Check each line of the material below, and copy it if it holds the string "object".

» **Given information**
======

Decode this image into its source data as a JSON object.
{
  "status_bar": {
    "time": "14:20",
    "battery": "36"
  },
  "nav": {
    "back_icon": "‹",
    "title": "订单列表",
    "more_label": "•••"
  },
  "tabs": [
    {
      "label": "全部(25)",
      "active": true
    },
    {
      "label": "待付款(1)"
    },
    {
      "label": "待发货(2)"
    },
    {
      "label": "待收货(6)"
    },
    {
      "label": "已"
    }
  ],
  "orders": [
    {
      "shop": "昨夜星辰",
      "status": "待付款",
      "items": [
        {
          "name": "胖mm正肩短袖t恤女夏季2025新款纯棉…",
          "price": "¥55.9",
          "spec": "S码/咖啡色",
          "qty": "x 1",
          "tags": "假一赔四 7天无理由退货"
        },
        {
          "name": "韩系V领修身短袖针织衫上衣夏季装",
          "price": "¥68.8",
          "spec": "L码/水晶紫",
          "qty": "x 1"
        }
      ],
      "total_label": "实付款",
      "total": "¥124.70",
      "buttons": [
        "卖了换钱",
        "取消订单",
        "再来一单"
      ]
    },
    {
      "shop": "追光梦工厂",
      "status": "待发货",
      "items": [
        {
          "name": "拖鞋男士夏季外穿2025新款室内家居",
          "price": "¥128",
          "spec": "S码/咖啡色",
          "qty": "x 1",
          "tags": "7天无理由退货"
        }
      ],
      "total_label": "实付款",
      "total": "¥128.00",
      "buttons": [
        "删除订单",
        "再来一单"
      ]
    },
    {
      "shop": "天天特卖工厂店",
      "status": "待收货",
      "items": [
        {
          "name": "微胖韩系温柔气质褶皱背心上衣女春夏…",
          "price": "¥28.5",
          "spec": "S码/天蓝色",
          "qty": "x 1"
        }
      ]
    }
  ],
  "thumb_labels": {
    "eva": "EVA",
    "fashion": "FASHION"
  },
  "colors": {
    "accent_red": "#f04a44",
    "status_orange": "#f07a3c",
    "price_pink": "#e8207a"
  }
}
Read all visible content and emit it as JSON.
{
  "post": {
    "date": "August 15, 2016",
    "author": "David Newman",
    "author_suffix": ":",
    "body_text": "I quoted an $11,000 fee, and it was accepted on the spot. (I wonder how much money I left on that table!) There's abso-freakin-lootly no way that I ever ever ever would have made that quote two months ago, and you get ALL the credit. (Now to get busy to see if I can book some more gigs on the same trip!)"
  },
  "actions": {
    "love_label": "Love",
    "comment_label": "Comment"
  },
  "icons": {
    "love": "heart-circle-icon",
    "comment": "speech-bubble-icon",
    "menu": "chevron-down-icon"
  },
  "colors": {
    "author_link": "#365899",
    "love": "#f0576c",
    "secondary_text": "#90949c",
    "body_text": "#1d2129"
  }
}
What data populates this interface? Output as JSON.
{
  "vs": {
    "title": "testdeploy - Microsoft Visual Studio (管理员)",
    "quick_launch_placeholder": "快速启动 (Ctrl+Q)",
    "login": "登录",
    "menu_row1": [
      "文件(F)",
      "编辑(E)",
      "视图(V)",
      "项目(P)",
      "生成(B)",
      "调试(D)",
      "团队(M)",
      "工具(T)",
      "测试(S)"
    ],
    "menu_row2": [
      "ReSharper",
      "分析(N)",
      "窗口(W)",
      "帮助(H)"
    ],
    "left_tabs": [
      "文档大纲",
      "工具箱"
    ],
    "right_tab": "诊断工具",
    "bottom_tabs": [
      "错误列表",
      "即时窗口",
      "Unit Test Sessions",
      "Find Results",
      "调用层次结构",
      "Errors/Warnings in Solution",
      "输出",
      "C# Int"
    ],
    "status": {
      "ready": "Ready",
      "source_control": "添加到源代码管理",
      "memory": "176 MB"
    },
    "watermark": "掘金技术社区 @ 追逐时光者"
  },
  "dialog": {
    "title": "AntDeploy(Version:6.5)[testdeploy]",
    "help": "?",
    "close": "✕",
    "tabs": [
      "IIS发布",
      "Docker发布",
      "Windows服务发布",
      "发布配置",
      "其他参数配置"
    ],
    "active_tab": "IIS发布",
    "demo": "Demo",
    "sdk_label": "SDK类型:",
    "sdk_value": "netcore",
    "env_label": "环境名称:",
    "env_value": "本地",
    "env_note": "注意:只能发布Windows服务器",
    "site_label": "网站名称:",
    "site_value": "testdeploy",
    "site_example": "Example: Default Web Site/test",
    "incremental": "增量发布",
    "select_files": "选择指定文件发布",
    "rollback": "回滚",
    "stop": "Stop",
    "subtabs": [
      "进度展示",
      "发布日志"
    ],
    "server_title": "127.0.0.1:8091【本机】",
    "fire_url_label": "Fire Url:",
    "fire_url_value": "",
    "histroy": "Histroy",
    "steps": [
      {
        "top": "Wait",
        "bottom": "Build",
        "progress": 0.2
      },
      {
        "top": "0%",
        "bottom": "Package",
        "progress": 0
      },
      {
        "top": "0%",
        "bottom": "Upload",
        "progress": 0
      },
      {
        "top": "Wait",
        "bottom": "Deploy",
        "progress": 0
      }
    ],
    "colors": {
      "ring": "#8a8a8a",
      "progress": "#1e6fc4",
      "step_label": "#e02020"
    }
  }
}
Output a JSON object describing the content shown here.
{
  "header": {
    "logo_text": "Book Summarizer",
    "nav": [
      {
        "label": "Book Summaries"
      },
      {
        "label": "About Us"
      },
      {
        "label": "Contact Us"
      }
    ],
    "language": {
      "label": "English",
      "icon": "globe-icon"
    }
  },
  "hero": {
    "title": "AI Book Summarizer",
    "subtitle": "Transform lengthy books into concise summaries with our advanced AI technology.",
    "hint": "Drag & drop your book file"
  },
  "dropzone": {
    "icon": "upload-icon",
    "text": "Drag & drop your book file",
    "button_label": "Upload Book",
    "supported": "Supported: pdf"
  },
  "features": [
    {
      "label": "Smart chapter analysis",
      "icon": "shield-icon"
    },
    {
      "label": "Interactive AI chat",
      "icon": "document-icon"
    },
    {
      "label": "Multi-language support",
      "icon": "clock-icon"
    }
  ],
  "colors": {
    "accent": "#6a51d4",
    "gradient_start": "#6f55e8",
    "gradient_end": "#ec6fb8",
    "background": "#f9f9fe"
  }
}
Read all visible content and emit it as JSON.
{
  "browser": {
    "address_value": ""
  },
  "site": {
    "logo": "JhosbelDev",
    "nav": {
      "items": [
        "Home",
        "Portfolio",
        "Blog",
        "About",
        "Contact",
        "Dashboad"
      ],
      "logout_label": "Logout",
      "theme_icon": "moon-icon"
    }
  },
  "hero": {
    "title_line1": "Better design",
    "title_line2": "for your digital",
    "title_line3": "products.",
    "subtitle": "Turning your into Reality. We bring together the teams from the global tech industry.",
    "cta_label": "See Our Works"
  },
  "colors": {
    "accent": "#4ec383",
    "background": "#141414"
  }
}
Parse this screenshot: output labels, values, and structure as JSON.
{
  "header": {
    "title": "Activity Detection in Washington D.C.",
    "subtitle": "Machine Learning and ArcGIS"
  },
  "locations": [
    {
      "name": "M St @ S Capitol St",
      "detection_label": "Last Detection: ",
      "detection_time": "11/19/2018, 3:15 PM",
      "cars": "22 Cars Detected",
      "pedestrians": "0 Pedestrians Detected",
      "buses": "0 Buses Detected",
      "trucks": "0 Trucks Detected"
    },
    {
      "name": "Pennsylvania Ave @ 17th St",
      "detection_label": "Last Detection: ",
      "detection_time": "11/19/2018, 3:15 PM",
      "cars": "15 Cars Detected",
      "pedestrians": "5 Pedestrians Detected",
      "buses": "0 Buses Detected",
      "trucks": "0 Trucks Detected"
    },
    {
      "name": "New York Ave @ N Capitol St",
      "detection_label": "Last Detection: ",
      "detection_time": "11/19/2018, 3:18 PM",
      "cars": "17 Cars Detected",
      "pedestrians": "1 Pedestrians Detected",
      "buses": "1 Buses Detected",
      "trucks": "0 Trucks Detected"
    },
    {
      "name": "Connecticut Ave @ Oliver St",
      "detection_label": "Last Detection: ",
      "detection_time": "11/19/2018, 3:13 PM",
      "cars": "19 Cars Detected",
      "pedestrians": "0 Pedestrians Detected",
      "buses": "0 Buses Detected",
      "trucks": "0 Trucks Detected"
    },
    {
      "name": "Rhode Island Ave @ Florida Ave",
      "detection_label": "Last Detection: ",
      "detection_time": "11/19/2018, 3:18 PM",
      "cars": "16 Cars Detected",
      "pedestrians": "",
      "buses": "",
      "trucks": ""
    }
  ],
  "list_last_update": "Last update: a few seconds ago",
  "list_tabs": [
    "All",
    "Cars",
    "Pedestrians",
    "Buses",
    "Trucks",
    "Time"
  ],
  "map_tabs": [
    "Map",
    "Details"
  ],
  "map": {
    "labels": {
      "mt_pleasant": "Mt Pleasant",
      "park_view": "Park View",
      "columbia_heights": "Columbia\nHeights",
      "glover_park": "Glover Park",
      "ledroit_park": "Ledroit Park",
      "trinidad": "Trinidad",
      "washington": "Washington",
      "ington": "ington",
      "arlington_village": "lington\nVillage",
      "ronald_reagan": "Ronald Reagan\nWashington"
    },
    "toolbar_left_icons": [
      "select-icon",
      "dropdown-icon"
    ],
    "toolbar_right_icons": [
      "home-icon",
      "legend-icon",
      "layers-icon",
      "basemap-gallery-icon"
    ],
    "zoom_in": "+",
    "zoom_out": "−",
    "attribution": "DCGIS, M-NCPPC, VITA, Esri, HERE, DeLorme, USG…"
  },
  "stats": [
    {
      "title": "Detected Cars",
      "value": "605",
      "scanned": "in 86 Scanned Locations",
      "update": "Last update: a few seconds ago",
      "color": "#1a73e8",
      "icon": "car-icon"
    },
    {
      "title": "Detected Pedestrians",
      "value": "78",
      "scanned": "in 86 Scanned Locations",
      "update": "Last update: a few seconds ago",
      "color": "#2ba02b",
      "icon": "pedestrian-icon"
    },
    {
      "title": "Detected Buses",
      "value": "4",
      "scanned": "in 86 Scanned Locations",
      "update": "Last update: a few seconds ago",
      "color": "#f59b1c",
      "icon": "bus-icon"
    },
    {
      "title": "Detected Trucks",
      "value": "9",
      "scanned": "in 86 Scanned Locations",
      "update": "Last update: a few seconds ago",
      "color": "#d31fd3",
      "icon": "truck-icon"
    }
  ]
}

======

» **The result**
Decode this image into its source data as a JSON object.
Output a JSON object describing the content shown here.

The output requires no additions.